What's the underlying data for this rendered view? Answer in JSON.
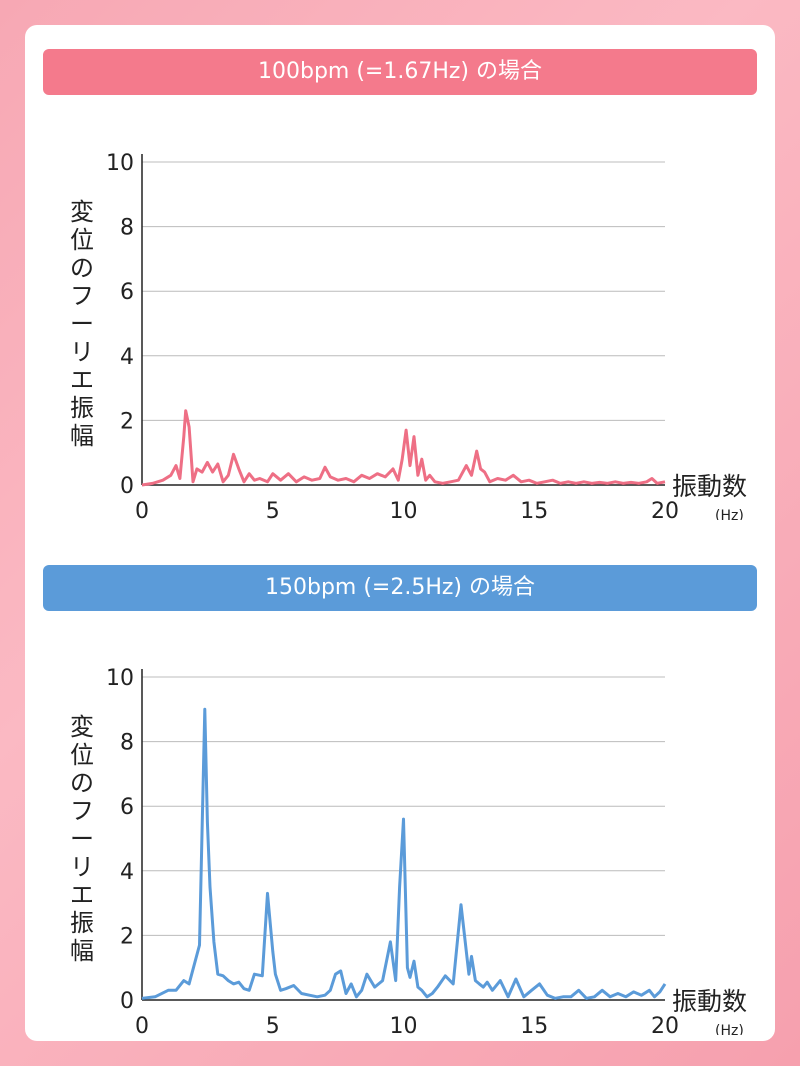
{
  "chart_data": [
    {
      "type": "line",
      "title": "100bpm (=1.67Hz) の場合",
      "ylabel": "変位のフーリエ振幅",
      "xlabel": "振動数",
      "xunit": "(Hz)",
      "xlim": [
        0,
        20
      ],
      "ylim": [
        0,
        10
      ],
      "xticks": [
        "0",
        "5",
        "10",
        "15",
        "20"
      ],
      "yticks": [
        "0",
        "2",
        "4",
        "6",
        "8",
        "10"
      ],
      "grid": true,
      "color": "#ee6f85",
      "x": [
        0,
        0.4,
        0.8,
        1.1,
        1.3,
        1.45,
        1.6,
        1.67,
        1.8,
        1.95,
        2.1,
        2.3,
        2.5,
        2.7,
        2.9,
        3.1,
        3.3,
        3.5,
        3.7,
        3.9,
        4.1,
        4.3,
        4.5,
        4.8,
        5.0,
        5.3,
        5.6,
        5.9,
        6.2,
        6.5,
        6.8,
        7.0,
        7.2,
        7.5,
        7.8,
        8.1,
        8.4,
        8.7,
        9.0,
        9.3,
        9.6,
        9.8,
        9.95,
        10.1,
        10.25,
        10.4,
        10.55,
        10.7,
        10.85,
        11.0,
        11.2,
        11.5,
        11.8,
        12.1,
        12.4,
        12.6,
        12.8,
        12.95,
        13.1,
        13.3,
        13.6,
        13.9,
        14.2,
        14.5,
        14.8,
        15.1,
        15.4,
        15.7,
        16.0,
        16.3,
        16.6,
        16.9,
        17.2,
        17.5,
        17.8,
        18.1,
        18.4,
        18.7,
        19.0,
        19.3,
        19.5,
        19.7,
        20.0
      ],
      "y": [
        0,
        0.05,
        0.15,
        0.3,
        0.6,
        0.2,
        1.5,
        2.3,
        1.8,
        0.1,
        0.5,
        0.4,
        0.7,
        0.4,
        0.65,
        0.1,
        0.3,
        0.95,
        0.5,
        0.1,
        0.35,
        0.15,
        0.2,
        0.1,
        0.35,
        0.15,
        0.35,
        0.1,
        0.25,
        0.15,
        0.2,
        0.55,
        0.25,
        0.15,
        0.2,
        0.1,
        0.3,
        0.2,
        0.35,
        0.25,
        0.5,
        0.15,
        0.8,
        1.7,
        0.6,
        1.5,
        0.3,
        0.8,
        0.15,
        0.3,
        0.1,
        0.05,
        0.1,
        0.15,
        0.6,
        0.3,
        1.05,
        0.5,
        0.4,
        0.1,
        0.2,
        0.15,
        0.3,
        0.1,
        0.15,
        0.05,
        0.1,
        0.15,
        0.05,
        0.1,
        0.05,
        0.1,
        0.05,
        0.08,
        0.05,
        0.1,
        0.05,
        0.08,
        0.05,
        0.1,
        0.2,
        0.05,
        0.1
      ]
    },
    {
      "type": "line",
      "title": "150bpm (=2.5Hz) の場合",
      "ylabel": "変位のフーリエ振幅",
      "xlabel": "振動数",
      "xunit": "(Hz)",
      "xlim": [
        0,
        20
      ],
      "ylim": [
        0,
        10
      ],
      "xticks": [
        "0",
        "5",
        "10",
        "15",
        "20"
      ],
      "yticks": [
        "0",
        "2",
        "4",
        "6",
        "8",
        "10"
      ],
      "grid": true,
      "color": "#5b9bd9",
      "x": [
        0,
        0.5,
        1.0,
        1.3,
        1.6,
        1.8,
        2.0,
        2.2,
        2.4,
        2.5,
        2.6,
        2.75,
        2.9,
        3.1,
        3.3,
        3.5,
        3.7,
        3.9,
        4.1,
        4.3,
        4.6,
        4.8,
        5.0,
        5.1,
        5.3,
        5.5,
        5.8,
        6.1,
        6.4,
        6.7,
        7.0,
        7.2,
        7.4,
        7.6,
        7.8,
        8.0,
        8.2,
        8.4,
        8.6,
        8.9,
        9.2,
        9.5,
        9.7,
        9.85,
        10.0,
        10.15,
        10.25,
        10.4,
        10.55,
        10.7,
        10.9,
        11.1,
        11.3,
        11.6,
        11.9,
        12.2,
        12.5,
        12.6,
        12.75,
        12.9,
        13.05,
        13.2,
        13.4,
        13.7,
        14.0,
        14.3,
        14.6,
        14.9,
        15.2,
        15.5,
        15.8,
        16.1,
        16.4,
        16.7,
        17.0,
        17.3,
        17.6,
        17.9,
        18.2,
        18.5,
        18.8,
        19.1,
        19.4,
        19.6,
        19.8,
        20.0
      ],
      "y": [
        0.05,
        0.1,
        0.3,
        0.3,
        0.6,
        0.5,
        1.1,
        1.7,
        9.0,
        5.5,
        3.5,
        1.8,
        0.8,
        0.75,
        0.6,
        0.5,
        0.55,
        0.35,
        0.3,
        0.8,
        0.75,
        3.3,
        1.5,
        0.8,
        0.3,
        0.35,
        0.45,
        0.2,
        0.15,
        0.1,
        0.15,
        0.3,
        0.8,
        0.9,
        0.2,
        0.5,
        0.1,
        0.3,
        0.8,
        0.4,
        0.6,
        1.8,
        0.6,
        3.5,
        5.6,
        1.0,
        0.7,
        1.2,
        0.4,
        0.3,
        0.1,
        0.2,
        0.4,
        0.75,
        0.5,
        2.95,
        0.8,
        1.35,
        0.6,
        0.5,
        0.4,
        0.55,
        0.3,
        0.6,
        0.1,
        0.65,
        0.1,
        0.3,
        0.5,
        0.15,
        0.05,
        0.1,
        0.1,
        0.3,
        0.05,
        0.1,
        0.3,
        0.1,
        0.2,
        0.1,
        0.25,
        0.15,
        0.3,
        0.1,
        0.25,
        0.5
      ]
    }
  ]
}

_Short exercise_: Leave out the pictures and copy every record above exactly.

_Answer_:
What's the underlying data for this rendered view? Answer in JSON.
{
  "chart_data": [
    {
      "type": "line",
      "title": "100bpm (=1.67Hz) の場合",
      "ylabel": "変位のフーリエ振幅",
      "xlabel": "振動数",
      "xunit": "(Hz)",
      "xlim": [
        0,
        20
      ],
      "ylim": [
        0,
        10
      ],
      "xticks": [
        "0",
        "5",
        "10",
        "15",
        "20"
      ],
      "yticks": [
        "0",
        "2",
        "4",
        "6",
        "8",
        "10"
      ],
      "grid": true,
      "color": "#ee6f85",
      "x": [
        0,
        0.4,
        0.8,
        1.1,
        1.3,
        1.45,
        1.6,
        1.67,
        1.8,
        1.95,
        2.1,
        2.3,
        2.5,
        2.7,
        2.9,
        3.1,
        3.3,
        3.5,
        3.7,
        3.9,
        4.1,
        4.3,
        4.5,
        4.8,
        5.0,
        5.3,
        5.6,
        5.9,
        6.2,
        6.5,
        6.8,
        7.0,
        7.2,
        7.5,
        7.8,
        8.1,
        8.4,
        8.7,
        9.0,
        9.3,
        9.6,
        9.8,
        9.95,
        10.1,
        10.25,
        10.4,
        10.55,
        10.7,
        10.85,
        11.0,
        11.2,
        11.5,
        11.8,
        12.1,
        12.4,
        12.6,
        12.8,
        12.95,
        13.1,
        13.3,
        13.6,
        13.9,
        14.2,
        14.5,
        14.8,
        15.1,
        15.4,
        15.7,
        16.0,
        16.3,
        16.6,
        16.9,
        17.2,
        17.5,
        17.8,
        18.1,
        18.4,
        18.7,
        19.0,
        19.3,
        19.5,
        19.7,
        20.0
      ],
      "y": [
        0,
        0.05,
        0.15,
        0.3,
        0.6,
        0.2,
        1.5,
        2.3,
        1.8,
        0.1,
        0.5,
        0.4,
        0.7,
        0.4,
        0.65,
        0.1,
        0.3,
        0.95,
        0.5,
        0.1,
        0.35,
        0.15,
        0.2,
        0.1,
        0.35,
        0.15,
        0.35,
        0.1,
        0.25,
        0.15,
        0.2,
        0.55,
        0.25,
        0.15,
        0.2,
        0.1,
        0.3,
        0.2,
        0.35,
        0.25,
        0.5,
        0.15,
        0.8,
        1.7,
        0.6,
        1.5,
        0.3,
        0.8,
        0.15,
        0.3,
        0.1,
        0.05,
        0.1,
        0.15,
        0.6,
        0.3,
        1.05,
        0.5,
        0.4,
        0.1,
        0.2,
        0.15,
        0.3,
        0.1,
        0.15,
        0.05,
        0.1,
        0.15,
        0.05,
        0.1,
        0.05,
        0.1,
        0.05,
        0.08,
        0.05,
        0.1,
        0.05,
        0.08,
        0.05,
        0.1,
        0.2,
        0.05,
        0.1
      ]
    },
    {
      "type": "line",
      "title": "150bpm (=2.5Hz) の場合",
      "ylabel": "変位のフーリエ振幅",
      "xlabel": "振動数",
      "xunit": "(Hz)",
      "xlim": [
        0,
        20
      ],
      "ylim": [
        0,
        10
      ],
      "xticks": [
        "0",
        "5",
        "10",
        "15",
        "20"
      ],
      "yticks": [
        "0",
        "2",
        "4",
        "6",
        "8",
        "10"
      ],
      "grid": true,
      "color": "#5b9bd9",
      "x": [
        0,
        0.5,
        1.0,
        1.3,
        1.6,
        1.8,
        2.0,
        2.2,
        2.4,
        2.5,
        2.6,
        2.75,
        2.9,
        3.1,
        3.3,
        3.5,
        3.7,
        3.9,
        4.1,
        4.3,
        4.6,
        4.8,
        5.0,
        5.1,
        5.3,
        5.5,
        5.8,
        6.1,
        6.4,
        6.7,
        7.0,
        7.2,
        7.4,
        7.6,
        7.8,
        8.0,
        8.2,
        8.4,
        8.6,
        8.9,
        9.2,
        9.5,
        9.7,
        9.85,
        10.0,
        10.15,
        10.25,
        10.4,
        10.55,
        10.7,
        10.9,
        11.1,
        11.3,
        11.6,
        11.9,
        12.2,
        12.5,
        12.6,
        12.75,
        12.9,
        13.05,
        13.2,
        13.4,
        13.7,
        14.0,
        14.3,
        14.6,
        14.9,
        15.2,
        15.5,
        15.8,
        16.1,
        16.4,
        16.7,
        17.0,
        17.3,
        17.6,
        17.9,
        18.2,
        18.5,
        18.8,
        19.1,
        19.4,
        19.6,
        19.8,
        20.0
      ],
      "y": [
        0.05,
        0.1,
        0.3,
        0.3,
        0.6,
        0.5,
        1.1,
        1.7,
        9.0,
        5.5,
        3.5,
        1.8,
        0.8,
        0.75,
        0.6,
        0.5,
        0.55,
        0.35,
        0.3,
        0.8,
        0.75,
        3.3,
        1.5,
        0.8,
        0.3,
        0.35,
        0.45,
        0.2,
        0.15,
        0.1,
        0.15,
        0.3,
        0.8,
        0.9,
        0.2,
        0.5,
        0.1,
        0.3,
        0.8,
        0.4,
        0.6,
        1.8,
        0.6,
        3.5,
        5.6,
        1.0,
        0.7,
        1.2,
        0.4,
        0.3,
        0.1,
        0.2,
        0.4,
        0.75,
        0.5,
        2.95,
        0.8,
        1.35,
        0.6,
        0.5,
        0.4,
        0.55,
        0.3,
        0.6,
        0.1,
        0.65,
        0.1,
        0.3,
        0.5,
        0.15,
        0.05,
        0.1,
        0.1,
        0.3,
        0.05,
        0.1,
        0.3,
        0.1,
        0.2,
        0.1,
        0.25,
        0.15,
        0.3,
        0.1,
        0.25,
        0.5
      ]
    }
  ]
}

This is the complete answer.